Exercise directions » Set each entry down verbatim, omitting images.

○ ○ ○ ○ ○

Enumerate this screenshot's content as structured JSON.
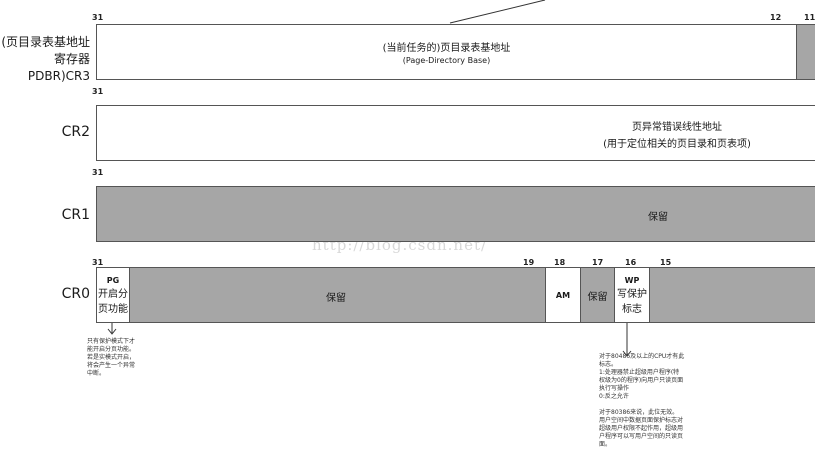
{
  "watermark": "http://blog.csdn.net/",
  "cr3": {
    "side_label_line1": "(页目录表基地址",
    "side_label_line2": "寄存器PDBR)CR3",
    "bit_left": "31",
    "bit_mid": "12",
    "bit_right": "11",
    "field_title": "(当前任务的)页目录表基地址",
    "field_sub": "(Page-Directory Base)"
  },
  "cr2": {
    "label": "CR2",
    "bit_left": "31",
    "field_line1": "页异常错误线性地址",
    "field_line2": "(用于定位相关的页目录和页表项)"
  },
  "cr1": {
    "label": "CR1",
    "bit_left": "31",
    "field": "保留"
  },
  "cr0": {
    "label": "CR0",
    "bits": {
      "b31": "31",
      "b19": "19",
      "b18": "18",
      "b17": "17",
      "b16": "16",
      "b15": "15"
    },
    "pg_title": "PG",
    "pg_line1": "开启分",
    "pg_line2": "页功能",
    "reserved_main": "保留",
    "am": "AM",
    "reserved_17": "保留",
    "wp_title": "WP",
    "wp_line1": "写保护",
    "wp_line2": "标志"
  },
  "notes": {
    "pg_note": "只有保护模式下才\n能开启分页功能。\n若是实模式开启，\n将会产生一个异常\n中断。",
    "wp_note": "对于80486及以上的CPU才有此\n标志。\n1:处理器禁止超级用户程序(特\n权级为0的程序)向用户只读页面\n执行写操作\n0:反之允许\n\n对于80386来说，此位无效。\n用户空间中数据页面保护标志对\n超级用户权限不起作用，超级用\n户程序可以写用户空间的只读页\n面。"
  },
  "colors": {
    "reserved_fill": "#a6a6a6",
    "field_fill": "#ffffff",
    "border": "#555555"
  }
}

○ ○ ○ ○ ○

Exercise response »
Enumerate this screenshot's content as structured JSON.
{
  "watermark": "http://blog.csdn.net/",
  "cr3": {
    "side_label_line1": "(页目录表基地址",
    "side_label_line2": "寄存器PDBR)CR3",
    "bit_left": "31",
    "bit_mid": "12",
    "bit_right": "11",
    "field_title": "(当前任务的)页目录表基地址",
    "field_sub": "(Page-Directory Base)"
  },
  "cr2": {
    "label": "CR2",
    "bit_left": "31",
    "field_line1": "页异常错误线性地址",
    "field_line2": "(用于定位相关的页目录和页表项)"
  },
  "cr1": {
    "label": "CR1",
    "bit_left": "31",
    "field": "保留"
  },
  "cr0": {
    "label": "CR0",
    "bits": {
      "b31": "31",
      "b19": "19",
      "b18": "18",
      "b17": "17",
      "b16": "16",
      "b15": "15"
    },
    "pg_title": "PG",
    "pg_line1": "开启分",
    "pg_line2": "页功能",
    "reserved_main": "保留",
    "am": "AM",
    "reserved_17": "保留",
    "wp_title": "WP",
    "wp_line1": "写保护",
    "wp_line2": "标志"
  },
  "notes": {
    "pg_note": "只有保护模式下才\n能开启分页功能。\n若是实模式开启，\n将会产生一个异常\n中断。",
    "wp_note": "对于80486及以上的CPU才有此\n标志。\n1:处理器禁止超级用户程序(特\n权级为0的程序)向用户只读页面\n执行写操作\n0:反之允许\n\n对于80386来说，此位无效。\n用户空间中数据页面保护标志对\n超级用户权限不起作用，超级用\n户程序可以写用户空间的只读页\n面。"
  },
  "colors": {
    "reserved_fill": "#a6a6a6",
    "field_fill": "#ffffff",
    "border": "#555555"
  }
}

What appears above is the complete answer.